◆ What you will do
Print the data that follows exactly.

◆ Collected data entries

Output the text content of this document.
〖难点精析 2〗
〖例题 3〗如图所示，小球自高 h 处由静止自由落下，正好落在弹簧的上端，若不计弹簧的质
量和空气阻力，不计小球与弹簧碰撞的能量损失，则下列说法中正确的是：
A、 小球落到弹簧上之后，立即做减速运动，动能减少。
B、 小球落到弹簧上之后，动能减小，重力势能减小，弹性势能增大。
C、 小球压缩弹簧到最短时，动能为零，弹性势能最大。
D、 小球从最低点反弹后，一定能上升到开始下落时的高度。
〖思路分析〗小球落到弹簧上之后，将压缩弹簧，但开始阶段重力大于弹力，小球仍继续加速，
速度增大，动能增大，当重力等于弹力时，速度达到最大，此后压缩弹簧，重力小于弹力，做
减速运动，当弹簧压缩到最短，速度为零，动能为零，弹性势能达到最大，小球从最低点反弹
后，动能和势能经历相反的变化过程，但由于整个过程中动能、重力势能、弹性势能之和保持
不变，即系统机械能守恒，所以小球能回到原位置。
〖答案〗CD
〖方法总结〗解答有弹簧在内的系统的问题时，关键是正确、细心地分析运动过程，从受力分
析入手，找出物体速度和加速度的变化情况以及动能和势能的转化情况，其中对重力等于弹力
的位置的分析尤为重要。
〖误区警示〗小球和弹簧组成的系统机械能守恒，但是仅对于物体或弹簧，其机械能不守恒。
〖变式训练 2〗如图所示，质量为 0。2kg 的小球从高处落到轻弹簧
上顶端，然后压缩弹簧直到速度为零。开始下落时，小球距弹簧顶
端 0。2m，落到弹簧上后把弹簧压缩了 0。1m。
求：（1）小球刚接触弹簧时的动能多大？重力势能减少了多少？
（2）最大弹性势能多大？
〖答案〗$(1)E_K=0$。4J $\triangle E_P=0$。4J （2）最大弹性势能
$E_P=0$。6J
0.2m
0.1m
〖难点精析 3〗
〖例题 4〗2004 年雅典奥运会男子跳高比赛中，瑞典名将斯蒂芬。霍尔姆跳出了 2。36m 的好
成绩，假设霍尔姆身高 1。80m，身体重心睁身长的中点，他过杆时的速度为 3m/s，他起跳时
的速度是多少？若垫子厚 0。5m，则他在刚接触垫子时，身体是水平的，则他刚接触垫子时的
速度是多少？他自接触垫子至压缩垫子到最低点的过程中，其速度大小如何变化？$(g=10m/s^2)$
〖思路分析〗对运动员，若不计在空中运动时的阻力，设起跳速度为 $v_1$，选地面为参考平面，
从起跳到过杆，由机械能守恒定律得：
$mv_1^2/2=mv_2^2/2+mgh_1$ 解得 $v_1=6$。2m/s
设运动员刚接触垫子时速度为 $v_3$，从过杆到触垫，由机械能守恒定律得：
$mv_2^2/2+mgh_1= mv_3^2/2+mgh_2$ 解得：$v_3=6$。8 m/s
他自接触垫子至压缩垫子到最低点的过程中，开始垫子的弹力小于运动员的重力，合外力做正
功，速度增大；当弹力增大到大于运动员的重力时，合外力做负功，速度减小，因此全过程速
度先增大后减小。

◆ The reply
Output the text content of this document.
〖难点精析 2〗
〖例题 3〗如图所示，小球自高 h 处由静止自由落下，正好落在弹簧的上端，若不计弹簧的质
量和空气阻力，不计小球与弹簧碰撞的能量损失，则下列说法中正确的是：
A、 小球落到弹簧上之后，立即做减速运动，动能减少。
B、 小球落到弹簧上之后，动能减小，重力势能减小，弹性势能增大。
C、 小球压缩弹簧到最短时，动能为零，弹性势能最大。
D、 小球从最低点反弹后，一定能上升到开始下落时的高度。
〖思路分析〗小球落到弹簧上之后，将压缩弹簧，但开始阶段重力大于弹力，小球仍继续加速，
速度增大，动能增大，当重力等于弹力时，速度达到最大，此后压缩弹簧，重力小于弹力，做
减速运动，当弹簧压缩到最短，速度为零，动能为零，弹性势能达到最大，小球从最低点反弹
后，动能和势能经历相反的变化过程，但由于整个过程中动能、重力势能、弹性势能之和保持
不变，即系统机械能守恒，所以小球能回到原位置。
〖答案〗CD
〖方法总结〗解答有弹簧在内的系统的问题时，关键是正确、细心地分析运动过程，从受力分
析入手，找出物体速度和加速度的变化情况以及动能和势能的转化情况，其中对重力等于弹力
的位置的分析尤为重要。
〖误区警示〗小球和弹簧组成的系统机械能守恒，但是仅对于物体或弹簧，其机械能不守恒。
〖变式训练 2〗如图所示，质量为 0。2kg 的小球从高处落到轻弹簧
上顶端，然后压缩弹簧直到速度为零。开始下落时，小球距弹簧顶
端 0。2m，落到弹簧上后把弹簧压缩了 0。1m。
求：（1）小球刚接触弹簧时的动能多大？重力势能减少了多少？
（2）最大弹性势能多大？
〖答案〗$(1)E_K=0$。4J $\triangle E_P=0$。4J （2）最大弹性势能
$E_P=0$。6J
0.2m
0.1m
〖难点精析 3〗
〖例题 4〗2004 年雅典奥运会男子跳高比赛中，瑞典名将斯蒂芬。霍尔姆跳出了 2。36m 的好
成绩，假设霍尔姆身高 1。80m，身体重心睁身长的中点，他过杆时的速度为 3m/s，他起跳时
的速度是多少？若垫子厚 0。5m，则他在刚接触垫子时，身体是水平的，则他刚接触垫子时的
速度是多少？他自接触垫子至压缩垫子到最低点的过程中，其速度大小如何变化？$(g=10m/s^2)$
〖思路分析〗对运动员，若不计在空中运动时的阻力，设起跳速度为 $v_1$，选地面为参考平面，
从起跳到过杆，由机械能守恒定律得：
$mv_1^2/2=mv_2^2/2+mgh_1$ 解得 $v_1=6$。2m/s
设运动员刚接触垫子时速度为 $v_3$，从过杆到触垫，由机械能守恒定律得：
$mv_2^2/2+mgh_1= mv_3^2/2+mgh_2$ 解得：$v_3=6$。8 m/s
他自接触垫子至压缩垫子到最低点的过程中，开始垫子的弹力小于运动员的重力，合外力做正
功，速度增大；当弹力增大到大于运动员的重力时，合外力做负功，速度减小，因此全过程速
度先增大后减小。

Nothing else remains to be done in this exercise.